▽

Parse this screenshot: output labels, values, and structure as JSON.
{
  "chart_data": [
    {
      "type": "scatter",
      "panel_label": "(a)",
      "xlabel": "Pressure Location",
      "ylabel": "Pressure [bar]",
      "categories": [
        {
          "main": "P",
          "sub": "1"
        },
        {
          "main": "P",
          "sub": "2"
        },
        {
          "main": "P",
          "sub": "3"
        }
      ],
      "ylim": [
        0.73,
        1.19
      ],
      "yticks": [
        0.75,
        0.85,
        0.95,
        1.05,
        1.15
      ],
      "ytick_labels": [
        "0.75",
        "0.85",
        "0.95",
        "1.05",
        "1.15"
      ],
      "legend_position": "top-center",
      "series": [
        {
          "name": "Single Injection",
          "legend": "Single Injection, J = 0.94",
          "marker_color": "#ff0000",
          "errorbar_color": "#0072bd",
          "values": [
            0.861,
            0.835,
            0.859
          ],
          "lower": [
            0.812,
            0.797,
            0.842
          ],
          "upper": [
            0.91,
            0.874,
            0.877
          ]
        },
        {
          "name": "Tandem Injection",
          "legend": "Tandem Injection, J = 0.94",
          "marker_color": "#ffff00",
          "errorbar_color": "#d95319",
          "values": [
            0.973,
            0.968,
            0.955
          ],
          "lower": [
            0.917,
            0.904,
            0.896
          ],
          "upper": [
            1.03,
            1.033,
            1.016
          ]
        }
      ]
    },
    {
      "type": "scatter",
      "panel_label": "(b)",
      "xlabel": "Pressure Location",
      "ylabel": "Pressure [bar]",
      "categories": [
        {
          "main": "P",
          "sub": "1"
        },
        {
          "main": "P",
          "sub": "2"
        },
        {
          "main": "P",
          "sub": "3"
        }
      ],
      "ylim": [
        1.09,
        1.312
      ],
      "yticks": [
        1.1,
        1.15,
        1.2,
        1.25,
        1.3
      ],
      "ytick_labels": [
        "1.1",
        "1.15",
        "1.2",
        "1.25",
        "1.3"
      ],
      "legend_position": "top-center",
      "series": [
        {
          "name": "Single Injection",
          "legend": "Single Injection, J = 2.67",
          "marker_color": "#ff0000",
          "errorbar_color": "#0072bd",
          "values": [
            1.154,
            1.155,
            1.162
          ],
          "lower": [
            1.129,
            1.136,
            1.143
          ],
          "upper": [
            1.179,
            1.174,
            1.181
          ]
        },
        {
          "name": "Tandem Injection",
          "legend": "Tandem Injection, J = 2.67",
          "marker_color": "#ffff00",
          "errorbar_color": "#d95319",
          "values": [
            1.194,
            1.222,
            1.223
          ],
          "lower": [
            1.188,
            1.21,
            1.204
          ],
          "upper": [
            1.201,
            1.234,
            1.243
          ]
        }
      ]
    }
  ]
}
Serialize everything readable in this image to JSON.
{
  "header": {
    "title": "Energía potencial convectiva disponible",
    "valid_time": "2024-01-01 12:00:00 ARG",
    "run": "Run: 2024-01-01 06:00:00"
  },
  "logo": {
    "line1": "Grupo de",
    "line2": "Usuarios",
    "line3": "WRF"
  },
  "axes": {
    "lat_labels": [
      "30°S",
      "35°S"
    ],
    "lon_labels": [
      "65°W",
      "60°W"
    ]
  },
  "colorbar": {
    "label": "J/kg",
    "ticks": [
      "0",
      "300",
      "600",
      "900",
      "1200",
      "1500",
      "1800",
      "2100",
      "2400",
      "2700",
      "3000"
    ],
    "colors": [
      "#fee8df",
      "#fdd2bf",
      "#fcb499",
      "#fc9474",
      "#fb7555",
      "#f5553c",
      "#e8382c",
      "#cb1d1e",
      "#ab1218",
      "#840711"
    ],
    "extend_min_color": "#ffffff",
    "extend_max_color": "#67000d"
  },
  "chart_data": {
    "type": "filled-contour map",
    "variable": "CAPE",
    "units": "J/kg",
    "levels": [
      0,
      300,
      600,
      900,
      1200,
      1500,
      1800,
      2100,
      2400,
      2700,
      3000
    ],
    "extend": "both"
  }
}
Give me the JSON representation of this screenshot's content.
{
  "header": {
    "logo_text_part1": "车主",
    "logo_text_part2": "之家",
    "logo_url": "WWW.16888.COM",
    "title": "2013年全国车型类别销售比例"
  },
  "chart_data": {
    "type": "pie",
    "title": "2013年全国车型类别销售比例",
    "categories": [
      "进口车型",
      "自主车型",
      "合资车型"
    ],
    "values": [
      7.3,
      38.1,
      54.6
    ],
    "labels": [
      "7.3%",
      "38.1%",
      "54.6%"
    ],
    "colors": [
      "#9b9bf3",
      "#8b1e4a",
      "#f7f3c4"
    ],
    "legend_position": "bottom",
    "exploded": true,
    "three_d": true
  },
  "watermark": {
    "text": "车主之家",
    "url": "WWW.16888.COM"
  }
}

△

WHAT IS REQUIRED: Repeat precisely the lines of the data starting at the one containing "Give me the", last line included.

PROBLEM SOLUTION:
Give me the JSON representation of this screenshot's content.
{
  "header": {
    "logo_text_part1": "车主",
    "logo_text_part2": "之家",
    "logo_url": "WWW.16888.COM",
    "title": "2013年全国车型类别销售比例"
  },
  "chart_data": {
    "type": "pie",
    "title": "2013年全国车型类别销售比例",
    "categories": [
      "进口车型",
      "自主车型",
      "合资车型"
    ],
    "values": [
      7.3,
      38.1,
      54.6
    ],
    "labels": [
      "7.3%",
      "38.1%",
      "54.6%"
    ],
    "colors": [
      "#9b9bf3",
      "#8b1e4a",
      "#f7f3c4"
    ],
    "legend_position": "bottom",
    "exploded": true,
    "three_d": true
  },
  "watermark": {
    "text": "车主之家",
    "url": "WWW.16888.COM"
  }
}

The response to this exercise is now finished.